● **Task objective**
Copy each line of the material below that includes the string "highlight".

● **Dataset entries**
◆ ◆ ◆ ◆ ◆

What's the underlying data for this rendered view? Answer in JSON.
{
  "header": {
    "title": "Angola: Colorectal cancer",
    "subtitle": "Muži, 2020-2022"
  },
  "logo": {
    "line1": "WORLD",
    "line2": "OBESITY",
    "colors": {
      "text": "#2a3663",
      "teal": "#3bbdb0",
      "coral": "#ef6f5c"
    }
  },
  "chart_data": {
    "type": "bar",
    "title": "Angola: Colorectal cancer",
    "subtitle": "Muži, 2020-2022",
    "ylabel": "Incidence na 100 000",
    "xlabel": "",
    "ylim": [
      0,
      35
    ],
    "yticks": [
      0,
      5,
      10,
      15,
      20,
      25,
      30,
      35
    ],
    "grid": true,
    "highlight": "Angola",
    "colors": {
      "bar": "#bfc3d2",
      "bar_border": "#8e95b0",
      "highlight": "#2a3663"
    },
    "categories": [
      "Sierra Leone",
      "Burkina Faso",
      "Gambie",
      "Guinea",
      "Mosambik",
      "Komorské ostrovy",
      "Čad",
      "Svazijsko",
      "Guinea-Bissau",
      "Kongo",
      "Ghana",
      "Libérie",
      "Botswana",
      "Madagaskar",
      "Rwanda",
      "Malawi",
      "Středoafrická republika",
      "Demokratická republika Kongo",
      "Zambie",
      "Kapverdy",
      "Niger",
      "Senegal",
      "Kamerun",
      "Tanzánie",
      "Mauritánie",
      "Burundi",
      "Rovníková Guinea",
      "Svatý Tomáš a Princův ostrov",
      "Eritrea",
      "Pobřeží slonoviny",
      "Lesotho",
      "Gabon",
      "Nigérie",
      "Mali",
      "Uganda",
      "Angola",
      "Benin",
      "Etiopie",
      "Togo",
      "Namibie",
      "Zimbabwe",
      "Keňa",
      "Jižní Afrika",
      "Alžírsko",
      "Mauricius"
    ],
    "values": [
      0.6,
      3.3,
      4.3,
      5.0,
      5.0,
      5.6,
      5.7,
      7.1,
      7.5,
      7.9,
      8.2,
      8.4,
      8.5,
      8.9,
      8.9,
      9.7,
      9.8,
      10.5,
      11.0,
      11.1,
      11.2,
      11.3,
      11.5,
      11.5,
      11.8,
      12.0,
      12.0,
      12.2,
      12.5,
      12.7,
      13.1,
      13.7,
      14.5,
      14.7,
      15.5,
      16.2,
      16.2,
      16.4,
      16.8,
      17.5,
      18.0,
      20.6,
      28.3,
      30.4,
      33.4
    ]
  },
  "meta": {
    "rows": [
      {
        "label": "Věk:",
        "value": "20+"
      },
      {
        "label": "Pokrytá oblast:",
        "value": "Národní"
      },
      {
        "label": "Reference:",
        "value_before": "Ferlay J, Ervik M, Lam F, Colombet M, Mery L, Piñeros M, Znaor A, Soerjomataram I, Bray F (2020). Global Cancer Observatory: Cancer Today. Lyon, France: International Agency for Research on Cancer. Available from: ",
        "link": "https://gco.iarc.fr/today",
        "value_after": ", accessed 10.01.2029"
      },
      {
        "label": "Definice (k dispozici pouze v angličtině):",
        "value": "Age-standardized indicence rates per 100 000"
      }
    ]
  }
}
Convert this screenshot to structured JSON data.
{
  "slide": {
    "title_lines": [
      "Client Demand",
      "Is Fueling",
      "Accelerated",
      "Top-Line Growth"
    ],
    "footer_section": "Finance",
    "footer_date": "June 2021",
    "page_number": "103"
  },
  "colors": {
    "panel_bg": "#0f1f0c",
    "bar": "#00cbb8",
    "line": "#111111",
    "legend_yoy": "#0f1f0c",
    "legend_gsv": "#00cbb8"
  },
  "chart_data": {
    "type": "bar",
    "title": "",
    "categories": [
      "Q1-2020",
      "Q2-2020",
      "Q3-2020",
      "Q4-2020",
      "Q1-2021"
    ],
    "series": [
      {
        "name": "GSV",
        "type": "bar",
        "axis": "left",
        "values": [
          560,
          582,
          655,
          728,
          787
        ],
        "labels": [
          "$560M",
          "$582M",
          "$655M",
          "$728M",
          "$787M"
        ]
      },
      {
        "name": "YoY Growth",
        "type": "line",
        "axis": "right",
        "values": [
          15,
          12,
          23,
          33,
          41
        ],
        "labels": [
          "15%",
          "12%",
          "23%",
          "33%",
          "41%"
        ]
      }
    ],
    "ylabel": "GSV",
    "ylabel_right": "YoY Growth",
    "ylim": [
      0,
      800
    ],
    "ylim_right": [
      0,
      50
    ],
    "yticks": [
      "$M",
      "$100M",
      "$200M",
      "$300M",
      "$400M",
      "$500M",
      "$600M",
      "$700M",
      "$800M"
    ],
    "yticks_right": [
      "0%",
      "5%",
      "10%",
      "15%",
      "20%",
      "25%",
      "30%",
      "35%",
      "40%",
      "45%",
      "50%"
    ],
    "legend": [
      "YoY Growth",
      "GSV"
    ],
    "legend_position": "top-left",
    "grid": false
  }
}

◆ ◆ ◆ ◆ ◆

● **The answer**
    "highlight": "Angola",
      "highlight": "#2a3663"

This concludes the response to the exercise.